**Written instruction**
Please say how many lines of the listing hold "JSON", with no other words in the answer.

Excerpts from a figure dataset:
# # #

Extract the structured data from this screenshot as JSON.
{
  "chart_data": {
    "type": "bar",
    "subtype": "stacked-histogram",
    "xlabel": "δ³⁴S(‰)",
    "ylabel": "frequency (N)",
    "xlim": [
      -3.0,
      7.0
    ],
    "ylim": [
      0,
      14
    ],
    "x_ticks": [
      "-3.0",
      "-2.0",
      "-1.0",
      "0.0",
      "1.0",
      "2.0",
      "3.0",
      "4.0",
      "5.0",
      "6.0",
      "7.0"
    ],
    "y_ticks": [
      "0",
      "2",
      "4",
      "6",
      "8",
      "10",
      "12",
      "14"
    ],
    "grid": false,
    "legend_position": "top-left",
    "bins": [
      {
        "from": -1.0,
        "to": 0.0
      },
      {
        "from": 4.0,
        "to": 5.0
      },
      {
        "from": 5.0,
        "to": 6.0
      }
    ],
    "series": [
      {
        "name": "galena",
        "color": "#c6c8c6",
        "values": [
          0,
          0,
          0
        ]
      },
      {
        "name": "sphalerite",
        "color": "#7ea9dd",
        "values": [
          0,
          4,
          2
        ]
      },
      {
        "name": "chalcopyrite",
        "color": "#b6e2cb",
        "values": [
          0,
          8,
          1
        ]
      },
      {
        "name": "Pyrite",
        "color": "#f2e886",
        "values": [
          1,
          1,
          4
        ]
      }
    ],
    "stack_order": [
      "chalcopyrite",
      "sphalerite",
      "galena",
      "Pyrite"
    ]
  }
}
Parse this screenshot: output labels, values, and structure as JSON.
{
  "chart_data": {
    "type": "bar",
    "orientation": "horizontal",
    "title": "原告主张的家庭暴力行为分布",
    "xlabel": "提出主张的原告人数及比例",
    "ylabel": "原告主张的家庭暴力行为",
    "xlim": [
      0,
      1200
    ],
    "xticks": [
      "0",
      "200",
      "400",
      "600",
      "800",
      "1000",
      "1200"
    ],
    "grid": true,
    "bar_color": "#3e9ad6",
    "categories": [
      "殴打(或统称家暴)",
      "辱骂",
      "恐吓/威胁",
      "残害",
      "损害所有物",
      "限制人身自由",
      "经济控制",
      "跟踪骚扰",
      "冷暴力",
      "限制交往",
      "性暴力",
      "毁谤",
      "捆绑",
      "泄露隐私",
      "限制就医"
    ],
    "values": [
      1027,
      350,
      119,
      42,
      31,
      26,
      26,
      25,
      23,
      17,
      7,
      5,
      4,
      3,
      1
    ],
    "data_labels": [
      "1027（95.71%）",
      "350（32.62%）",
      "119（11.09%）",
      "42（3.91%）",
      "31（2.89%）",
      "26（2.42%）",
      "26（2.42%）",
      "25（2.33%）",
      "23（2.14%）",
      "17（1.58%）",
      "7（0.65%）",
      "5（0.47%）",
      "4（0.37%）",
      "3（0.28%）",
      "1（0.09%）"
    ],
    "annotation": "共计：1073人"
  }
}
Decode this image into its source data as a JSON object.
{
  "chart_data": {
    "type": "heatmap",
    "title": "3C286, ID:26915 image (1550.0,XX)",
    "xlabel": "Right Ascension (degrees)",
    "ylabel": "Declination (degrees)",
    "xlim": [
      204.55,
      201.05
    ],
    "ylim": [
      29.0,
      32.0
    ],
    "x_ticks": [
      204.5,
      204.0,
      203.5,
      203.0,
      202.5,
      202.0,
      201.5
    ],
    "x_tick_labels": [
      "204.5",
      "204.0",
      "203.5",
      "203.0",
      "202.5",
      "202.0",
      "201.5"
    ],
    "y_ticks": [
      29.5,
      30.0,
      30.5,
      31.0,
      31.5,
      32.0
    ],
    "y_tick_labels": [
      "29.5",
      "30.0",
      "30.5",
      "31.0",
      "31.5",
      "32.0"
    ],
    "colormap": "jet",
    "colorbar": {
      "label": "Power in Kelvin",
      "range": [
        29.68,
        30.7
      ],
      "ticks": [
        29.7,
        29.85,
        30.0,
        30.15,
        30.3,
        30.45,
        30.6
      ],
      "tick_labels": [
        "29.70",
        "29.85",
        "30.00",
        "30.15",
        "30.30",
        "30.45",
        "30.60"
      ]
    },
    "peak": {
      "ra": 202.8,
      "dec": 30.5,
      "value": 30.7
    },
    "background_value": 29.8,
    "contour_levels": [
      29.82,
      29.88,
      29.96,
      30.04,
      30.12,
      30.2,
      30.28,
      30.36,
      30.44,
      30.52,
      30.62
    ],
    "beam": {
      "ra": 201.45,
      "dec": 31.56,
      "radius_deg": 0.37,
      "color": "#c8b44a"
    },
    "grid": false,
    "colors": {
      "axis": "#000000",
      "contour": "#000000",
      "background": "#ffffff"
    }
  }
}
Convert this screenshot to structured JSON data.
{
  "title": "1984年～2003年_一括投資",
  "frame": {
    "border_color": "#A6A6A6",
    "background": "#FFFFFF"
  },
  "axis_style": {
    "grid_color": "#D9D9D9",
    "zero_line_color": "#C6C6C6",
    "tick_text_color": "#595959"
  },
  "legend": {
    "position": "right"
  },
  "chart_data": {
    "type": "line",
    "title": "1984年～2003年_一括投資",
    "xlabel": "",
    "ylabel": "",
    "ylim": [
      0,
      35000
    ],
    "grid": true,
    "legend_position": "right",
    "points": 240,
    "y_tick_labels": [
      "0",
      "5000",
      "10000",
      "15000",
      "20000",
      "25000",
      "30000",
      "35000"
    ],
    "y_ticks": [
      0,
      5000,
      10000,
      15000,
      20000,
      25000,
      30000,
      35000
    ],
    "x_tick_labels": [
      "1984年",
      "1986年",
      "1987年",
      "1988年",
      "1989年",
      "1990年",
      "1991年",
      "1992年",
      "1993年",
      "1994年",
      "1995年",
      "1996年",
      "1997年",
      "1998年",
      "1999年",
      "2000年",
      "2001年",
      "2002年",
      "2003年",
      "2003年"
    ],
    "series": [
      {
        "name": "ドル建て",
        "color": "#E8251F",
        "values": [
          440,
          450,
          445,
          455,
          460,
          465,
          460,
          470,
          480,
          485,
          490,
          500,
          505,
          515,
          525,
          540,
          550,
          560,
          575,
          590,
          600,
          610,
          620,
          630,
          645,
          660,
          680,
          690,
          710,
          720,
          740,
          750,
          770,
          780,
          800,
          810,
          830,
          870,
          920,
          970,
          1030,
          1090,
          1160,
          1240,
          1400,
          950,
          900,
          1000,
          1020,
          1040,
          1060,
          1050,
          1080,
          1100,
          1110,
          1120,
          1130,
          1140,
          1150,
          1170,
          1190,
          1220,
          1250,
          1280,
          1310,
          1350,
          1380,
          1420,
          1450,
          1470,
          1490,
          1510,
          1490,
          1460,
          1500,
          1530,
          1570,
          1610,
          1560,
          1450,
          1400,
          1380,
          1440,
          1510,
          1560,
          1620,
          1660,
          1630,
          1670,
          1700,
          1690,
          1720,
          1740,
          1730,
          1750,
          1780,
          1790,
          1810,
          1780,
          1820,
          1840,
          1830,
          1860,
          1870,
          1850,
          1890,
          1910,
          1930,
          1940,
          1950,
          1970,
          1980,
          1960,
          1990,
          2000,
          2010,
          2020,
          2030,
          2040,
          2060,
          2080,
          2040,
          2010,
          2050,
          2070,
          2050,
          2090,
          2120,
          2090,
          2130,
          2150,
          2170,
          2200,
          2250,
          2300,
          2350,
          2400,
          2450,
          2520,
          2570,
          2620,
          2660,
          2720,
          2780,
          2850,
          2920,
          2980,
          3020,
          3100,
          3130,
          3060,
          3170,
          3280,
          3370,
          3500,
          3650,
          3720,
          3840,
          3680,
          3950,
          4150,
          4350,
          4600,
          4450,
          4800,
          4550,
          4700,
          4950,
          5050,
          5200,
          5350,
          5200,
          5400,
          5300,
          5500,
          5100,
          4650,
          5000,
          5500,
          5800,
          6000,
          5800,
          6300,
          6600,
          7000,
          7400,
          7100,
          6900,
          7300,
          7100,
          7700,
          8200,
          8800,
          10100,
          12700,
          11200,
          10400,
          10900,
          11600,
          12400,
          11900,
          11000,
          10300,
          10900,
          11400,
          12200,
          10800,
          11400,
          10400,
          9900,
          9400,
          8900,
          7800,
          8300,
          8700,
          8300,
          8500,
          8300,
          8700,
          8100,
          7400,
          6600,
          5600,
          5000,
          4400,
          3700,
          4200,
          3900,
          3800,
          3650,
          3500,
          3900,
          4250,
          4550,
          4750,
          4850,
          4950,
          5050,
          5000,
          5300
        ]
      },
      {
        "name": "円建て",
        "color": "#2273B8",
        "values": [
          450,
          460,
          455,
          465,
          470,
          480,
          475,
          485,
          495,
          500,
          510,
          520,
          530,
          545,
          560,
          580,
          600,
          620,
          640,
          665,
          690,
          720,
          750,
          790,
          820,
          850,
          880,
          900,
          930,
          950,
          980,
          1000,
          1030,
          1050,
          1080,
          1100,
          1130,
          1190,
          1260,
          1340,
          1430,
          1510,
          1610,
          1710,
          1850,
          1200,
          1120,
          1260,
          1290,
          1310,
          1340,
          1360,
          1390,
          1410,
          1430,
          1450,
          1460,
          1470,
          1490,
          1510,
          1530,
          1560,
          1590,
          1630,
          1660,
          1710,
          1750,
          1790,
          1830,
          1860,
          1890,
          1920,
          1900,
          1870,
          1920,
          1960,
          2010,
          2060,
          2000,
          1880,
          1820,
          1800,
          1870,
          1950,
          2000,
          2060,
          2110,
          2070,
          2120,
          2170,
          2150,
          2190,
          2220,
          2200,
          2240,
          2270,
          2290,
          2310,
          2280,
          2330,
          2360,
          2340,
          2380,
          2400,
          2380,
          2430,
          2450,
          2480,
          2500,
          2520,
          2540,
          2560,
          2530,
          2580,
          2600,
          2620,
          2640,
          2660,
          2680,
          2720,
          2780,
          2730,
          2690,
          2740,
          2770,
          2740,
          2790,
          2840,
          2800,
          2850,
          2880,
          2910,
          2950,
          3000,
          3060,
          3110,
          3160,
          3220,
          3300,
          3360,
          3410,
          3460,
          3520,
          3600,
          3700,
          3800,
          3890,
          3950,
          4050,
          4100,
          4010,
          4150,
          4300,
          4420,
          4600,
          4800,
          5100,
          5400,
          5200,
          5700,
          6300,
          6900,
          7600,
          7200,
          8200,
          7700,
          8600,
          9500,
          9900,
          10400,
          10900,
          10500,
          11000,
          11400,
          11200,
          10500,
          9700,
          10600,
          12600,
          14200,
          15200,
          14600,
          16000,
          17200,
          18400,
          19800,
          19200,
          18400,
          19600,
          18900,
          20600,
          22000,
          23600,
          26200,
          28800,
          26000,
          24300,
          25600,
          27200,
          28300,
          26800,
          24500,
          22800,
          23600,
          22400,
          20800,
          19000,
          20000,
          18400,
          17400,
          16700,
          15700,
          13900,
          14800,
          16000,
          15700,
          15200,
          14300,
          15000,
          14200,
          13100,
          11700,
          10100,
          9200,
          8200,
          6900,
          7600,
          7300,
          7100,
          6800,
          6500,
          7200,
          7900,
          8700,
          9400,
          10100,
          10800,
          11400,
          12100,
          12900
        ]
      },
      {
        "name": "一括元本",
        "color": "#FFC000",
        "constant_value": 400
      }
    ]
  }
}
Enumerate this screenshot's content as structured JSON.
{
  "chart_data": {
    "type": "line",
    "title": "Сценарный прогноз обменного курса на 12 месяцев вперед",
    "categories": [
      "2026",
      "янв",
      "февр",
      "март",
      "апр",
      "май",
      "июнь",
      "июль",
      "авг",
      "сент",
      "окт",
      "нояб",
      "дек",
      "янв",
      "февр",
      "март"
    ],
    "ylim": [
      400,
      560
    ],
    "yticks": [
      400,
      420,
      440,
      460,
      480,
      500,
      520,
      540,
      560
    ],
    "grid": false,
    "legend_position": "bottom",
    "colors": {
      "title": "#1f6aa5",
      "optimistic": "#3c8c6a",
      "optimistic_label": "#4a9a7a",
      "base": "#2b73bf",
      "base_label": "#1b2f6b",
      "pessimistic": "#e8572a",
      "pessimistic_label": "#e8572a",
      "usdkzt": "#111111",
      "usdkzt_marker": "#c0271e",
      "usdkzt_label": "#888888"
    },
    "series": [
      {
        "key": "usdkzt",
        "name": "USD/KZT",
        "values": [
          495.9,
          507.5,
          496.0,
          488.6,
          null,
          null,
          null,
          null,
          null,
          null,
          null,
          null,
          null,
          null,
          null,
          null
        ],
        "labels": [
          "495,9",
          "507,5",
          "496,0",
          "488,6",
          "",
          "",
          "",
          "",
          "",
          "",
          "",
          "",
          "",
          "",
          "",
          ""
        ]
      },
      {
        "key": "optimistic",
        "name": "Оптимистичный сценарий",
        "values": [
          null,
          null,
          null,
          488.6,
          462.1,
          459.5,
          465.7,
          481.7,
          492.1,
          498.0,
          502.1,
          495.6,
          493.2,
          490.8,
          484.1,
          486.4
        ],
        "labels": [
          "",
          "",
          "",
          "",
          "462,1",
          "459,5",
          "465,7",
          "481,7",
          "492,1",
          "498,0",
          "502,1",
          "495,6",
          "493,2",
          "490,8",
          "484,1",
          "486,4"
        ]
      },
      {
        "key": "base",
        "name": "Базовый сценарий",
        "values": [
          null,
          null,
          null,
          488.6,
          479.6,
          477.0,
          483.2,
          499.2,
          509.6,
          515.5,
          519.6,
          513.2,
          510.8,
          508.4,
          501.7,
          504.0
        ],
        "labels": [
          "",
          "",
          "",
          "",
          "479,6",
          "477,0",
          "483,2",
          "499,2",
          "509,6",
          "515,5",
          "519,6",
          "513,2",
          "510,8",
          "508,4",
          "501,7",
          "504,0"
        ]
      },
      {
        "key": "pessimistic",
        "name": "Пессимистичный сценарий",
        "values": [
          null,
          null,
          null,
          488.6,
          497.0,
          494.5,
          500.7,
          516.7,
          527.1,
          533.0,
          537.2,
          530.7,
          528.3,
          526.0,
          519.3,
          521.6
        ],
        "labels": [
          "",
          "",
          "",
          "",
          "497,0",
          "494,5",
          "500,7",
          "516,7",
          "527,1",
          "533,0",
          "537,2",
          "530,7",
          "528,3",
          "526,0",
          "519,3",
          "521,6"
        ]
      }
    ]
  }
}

# # #

**Solution to the problem**
5